_AIM OF THE TASK_. Using the listing below, extract each line that has the word "DARK" in it.

_Some records_.
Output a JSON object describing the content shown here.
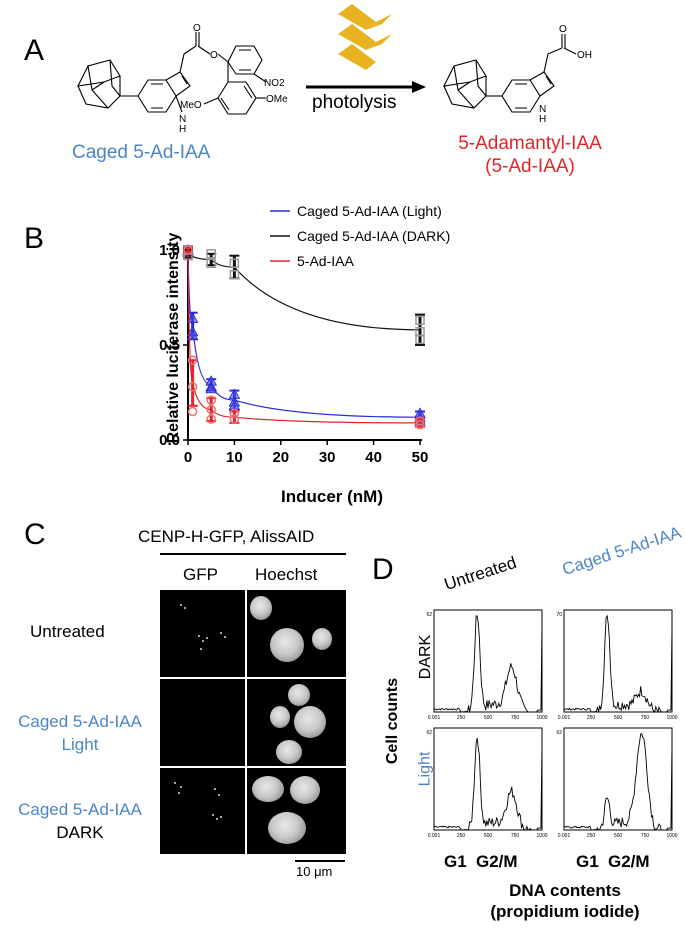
{
  "panel_a": {
    "letter": "A",
    "reactant_label": "Caged 5-Ad-IAA",
    "arrow_label": "photolysis",
    "product_label_line1": "5-Adamantyl-IAA",
    "product_label_line2": "(5-Ad-IAA)",
    "reactant_atoms": {
      "o1": "O",
      "o2": "O",
      "no2": "NO2",
      "meo": "MeO",
      "ome": "OMe",
      "nh": "N",
      "h": "H"
    },
    "product_atoms": {
      "o": "O",
      "oh": "OH",
      "nh": "N",
      "h": "H"
    },
    "colors": {
      "blue": "#4a86c5",
      "red": "#e0262a",
      "lamp": "#e8b321"
    }
  },
  "panel_b": {
    "letter": "B"
  },
  "chart_data": {
    "type": "line",
    "title": "",
    "xlabel": "Inducer (nM)",
    "ylabel": "Relative luciferase intensity",
    "xlim": [
      0,
      50
    ],
    "ylim": [
      0,
      1.0
    ],
    "x_ticks": [
      "0",
      "10",
      "20",
      "30",
      "40",
      "50"
    ],
    "y_ticks": [
      "0.0",
      "0.5",
      "1.0"
    ],
    "legend": "top-right",
    "series": [
      {
        "name": "Caged 5-Ad-IAA (Light)",
        "color": "#2b2bd6",
        "marker": "triangle",
        "x": [
          0,
          1,
          5,
          10,
          50
        ],
        "y": [
          1.0,
          0.6,
          0.29,
          0.21,
          0.12
        ],
        "err": [
          0.02,
          0.07,
          0.03,
          0.05,
          0.03
        ],
        "points": [
          [
            0,
            1.0
          ],
          [
            0,
            0.99
          ],
          [
            1,
            0.64
          ],
          [
            1,
            0.57
          ],
          [
            1,
            0.55
          ],
          [
            5,
            0.31
          ],
          [
            5,
            0.28
          ],
          [
            5,
            0.27
          ],
          [
            10,
            0.24
          ],
          [
            10,
            0.2
          ],
          [
            10,
            0.18
          ],
          [
            50,
            0.14
          ],
          [
            50,
            0.12
          ],
          [
            50,
            0.1
          ]
        ]
      },
      {
        "name": "Caged 5-Ad-IAA (DARK)",
        "color": "#111111",
        "marker": "square",
        "x": [
          0,
          5,
          10,
          50
        ],
        "y": [
          0.98,
          0.95,
          0.91,
          0.58
        ],
        "err": [
          0.02,
          0.03,
          0.06,
          0.08
        ],
        "points": [
          [
            0,
            1.0
          ],
          [
            0,
            0.97
          ],
          [
            5,
            0.98
          ],
          [
            5,
            0.93
          ],
          [
            10,
            0.93
          ],
          [
            10,
            0.87
          ],
          [
            50,
            0.63
          ],
          [
            50,
            0.57
          ],
          [
            50,
            0.53
          ]
        ]
      },
      {
        "name": "5-Ad-IAA",
        "color": "#e0262a",
        "marker": "circle",
        "x": [
          0,
          1,
          5,
          10,
          50
        ],
        "y": [
          1.0,
          0.3,
          0.16,
          0.12,
          0.09
        ],
        "err": [
          0.01,
          0.12,
          0.06,
          0.03,
          0.02
        ],
        "points": [
          [
            0,
            1.0
          ],
          [
            1,
            0.42
          ],
          [
            1,
            0.28
          ],
          [
            1,
            0.15
          ],
          [
            5,
            0.21
          ],
          [
            5,
            0.16
          ],
          [
            5,
            0.11
          ],
          [
            10,
            0.14
          ],
          [
            10,
            0.11
          ],
          [
            50,
            0.1
          ],
          [
            50,
            0.08
          ]
        ]
      }
    ]
  },
  "panel_c": {
    "letter": "C",
    "header": "CENP-H-GFP, AlissAID",
    "col1": "GFP",
    "col2": "Hoechst",
    "row1": "Untreated",
    "row2_line1": "Caged 5-Ad-IAA",
    "row2_line2": "Light",
    "row3_line1": "Caged 5-Ad-IAA",
    "row3_line2": "DARK",
    "scale_bar": "10 μm"
  },
  "panel_d": {
    "letter": "D",
    "col1": "Untreated",
    "col2": "Caged 5-Ad-IAA",
    "row1": "DARK",
    "row2": "Light",
    "ylabel": "Cell counts",
    "g1": "G1",
    "g2m": "G2/M",
    "xlabel_line1": "DNA contents",
    "xlabel_line2": "(propidium iodide)",
    "axis_ticks": [
      "0.001",
      "250",
      "500",
      "750",
      "1000"
    ],
    "ymax_labels": [
      "62",
      "70",
      "62",
      "62"
    ]
  }
}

_RESPONSE TO THE TASK_.
        "name": "Caged 5-Ad-IAA (DARK)",
    "row3_line2": "DARK",
    "row1": "DARK",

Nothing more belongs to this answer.